EXERCISE AIM: Can you find the lines of the listing that include "tabblad" and copy every one?
** Begin MATERIALS PROVIDED **
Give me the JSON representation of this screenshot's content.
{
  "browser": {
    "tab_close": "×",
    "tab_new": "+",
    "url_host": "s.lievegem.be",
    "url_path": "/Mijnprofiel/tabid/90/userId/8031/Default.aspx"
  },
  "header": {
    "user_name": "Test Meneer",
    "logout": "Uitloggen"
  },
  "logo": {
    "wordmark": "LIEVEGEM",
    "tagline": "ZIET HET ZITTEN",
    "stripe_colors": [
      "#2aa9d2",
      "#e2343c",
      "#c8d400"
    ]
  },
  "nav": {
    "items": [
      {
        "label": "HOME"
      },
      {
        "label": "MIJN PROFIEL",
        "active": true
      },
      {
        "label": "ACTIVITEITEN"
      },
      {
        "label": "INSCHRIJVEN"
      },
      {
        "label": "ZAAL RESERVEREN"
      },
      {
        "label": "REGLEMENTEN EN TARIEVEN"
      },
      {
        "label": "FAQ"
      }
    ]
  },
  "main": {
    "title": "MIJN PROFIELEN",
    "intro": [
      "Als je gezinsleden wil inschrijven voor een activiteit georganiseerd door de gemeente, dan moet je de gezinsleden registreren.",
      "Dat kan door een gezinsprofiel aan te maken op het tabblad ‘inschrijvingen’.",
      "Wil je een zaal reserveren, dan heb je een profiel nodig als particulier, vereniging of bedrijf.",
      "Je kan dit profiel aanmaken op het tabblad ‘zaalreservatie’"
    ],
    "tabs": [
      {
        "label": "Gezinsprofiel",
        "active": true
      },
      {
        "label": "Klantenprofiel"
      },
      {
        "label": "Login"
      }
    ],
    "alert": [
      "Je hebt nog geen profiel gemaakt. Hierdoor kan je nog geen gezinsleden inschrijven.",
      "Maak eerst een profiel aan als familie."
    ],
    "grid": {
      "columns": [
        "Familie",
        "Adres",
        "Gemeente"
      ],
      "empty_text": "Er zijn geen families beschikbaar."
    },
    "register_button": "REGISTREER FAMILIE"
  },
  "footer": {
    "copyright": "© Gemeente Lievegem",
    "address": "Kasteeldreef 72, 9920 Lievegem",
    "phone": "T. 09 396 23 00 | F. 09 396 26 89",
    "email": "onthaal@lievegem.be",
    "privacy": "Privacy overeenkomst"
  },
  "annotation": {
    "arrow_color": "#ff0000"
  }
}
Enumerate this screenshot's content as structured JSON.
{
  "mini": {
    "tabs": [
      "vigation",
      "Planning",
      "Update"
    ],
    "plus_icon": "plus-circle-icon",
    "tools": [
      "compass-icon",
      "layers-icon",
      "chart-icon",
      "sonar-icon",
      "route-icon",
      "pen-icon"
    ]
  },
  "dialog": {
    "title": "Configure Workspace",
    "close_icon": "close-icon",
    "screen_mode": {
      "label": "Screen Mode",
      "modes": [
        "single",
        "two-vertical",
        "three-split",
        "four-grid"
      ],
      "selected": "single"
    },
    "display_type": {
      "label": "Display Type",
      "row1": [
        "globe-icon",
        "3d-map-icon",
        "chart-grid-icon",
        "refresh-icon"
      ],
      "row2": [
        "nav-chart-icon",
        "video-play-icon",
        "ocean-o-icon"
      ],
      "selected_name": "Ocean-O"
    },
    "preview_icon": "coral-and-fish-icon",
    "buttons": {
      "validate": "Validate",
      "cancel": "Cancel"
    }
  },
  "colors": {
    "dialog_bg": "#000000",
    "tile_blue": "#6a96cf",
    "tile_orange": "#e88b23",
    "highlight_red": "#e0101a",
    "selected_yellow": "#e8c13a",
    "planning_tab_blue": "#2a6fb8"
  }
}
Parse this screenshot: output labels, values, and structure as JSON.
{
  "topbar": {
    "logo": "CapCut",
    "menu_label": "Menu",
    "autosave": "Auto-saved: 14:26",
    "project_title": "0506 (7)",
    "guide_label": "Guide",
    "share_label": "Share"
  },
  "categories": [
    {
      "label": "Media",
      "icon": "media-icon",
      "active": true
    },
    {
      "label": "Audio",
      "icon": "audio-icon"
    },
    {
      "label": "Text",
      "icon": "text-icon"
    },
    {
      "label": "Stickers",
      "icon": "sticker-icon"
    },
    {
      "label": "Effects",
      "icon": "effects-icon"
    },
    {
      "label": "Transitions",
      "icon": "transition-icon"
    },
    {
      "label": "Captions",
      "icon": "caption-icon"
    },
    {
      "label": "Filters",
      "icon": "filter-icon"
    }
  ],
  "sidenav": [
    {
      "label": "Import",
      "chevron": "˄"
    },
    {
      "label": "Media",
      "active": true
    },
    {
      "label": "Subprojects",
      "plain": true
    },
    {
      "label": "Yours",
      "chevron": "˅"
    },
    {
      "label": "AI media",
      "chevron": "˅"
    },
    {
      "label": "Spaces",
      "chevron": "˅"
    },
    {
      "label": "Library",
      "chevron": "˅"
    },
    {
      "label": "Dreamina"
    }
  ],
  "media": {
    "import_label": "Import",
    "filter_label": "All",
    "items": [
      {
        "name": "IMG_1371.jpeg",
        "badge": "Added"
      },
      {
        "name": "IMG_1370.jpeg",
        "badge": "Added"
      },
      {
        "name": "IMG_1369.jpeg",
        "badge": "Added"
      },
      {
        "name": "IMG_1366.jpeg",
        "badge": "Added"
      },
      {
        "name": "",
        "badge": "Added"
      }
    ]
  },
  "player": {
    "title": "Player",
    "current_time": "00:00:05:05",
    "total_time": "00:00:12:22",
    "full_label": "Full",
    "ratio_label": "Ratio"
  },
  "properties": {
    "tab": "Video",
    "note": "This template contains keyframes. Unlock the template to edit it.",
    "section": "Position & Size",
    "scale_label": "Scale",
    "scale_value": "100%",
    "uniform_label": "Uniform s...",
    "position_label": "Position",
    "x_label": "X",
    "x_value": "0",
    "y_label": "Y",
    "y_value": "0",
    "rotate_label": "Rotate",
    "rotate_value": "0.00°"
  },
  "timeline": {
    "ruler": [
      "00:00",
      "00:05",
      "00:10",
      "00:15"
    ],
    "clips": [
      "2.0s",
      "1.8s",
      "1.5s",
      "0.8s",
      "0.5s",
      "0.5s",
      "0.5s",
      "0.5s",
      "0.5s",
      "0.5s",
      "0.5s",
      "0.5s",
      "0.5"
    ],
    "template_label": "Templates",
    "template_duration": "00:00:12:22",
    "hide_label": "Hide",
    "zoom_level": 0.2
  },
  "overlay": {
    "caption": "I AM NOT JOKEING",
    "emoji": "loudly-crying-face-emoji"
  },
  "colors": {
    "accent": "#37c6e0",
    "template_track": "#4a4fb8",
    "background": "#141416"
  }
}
** End MATERIALS PROVIDED **
SOLUTION TO THIS EXERCISE:
      "Dat kan door een gezinsprofiel aan te maken op het tabblad ‘inschrijvingen’.",
      "Je kan dit profiel aanmaken op het tabblad ‘zaalreservatie’"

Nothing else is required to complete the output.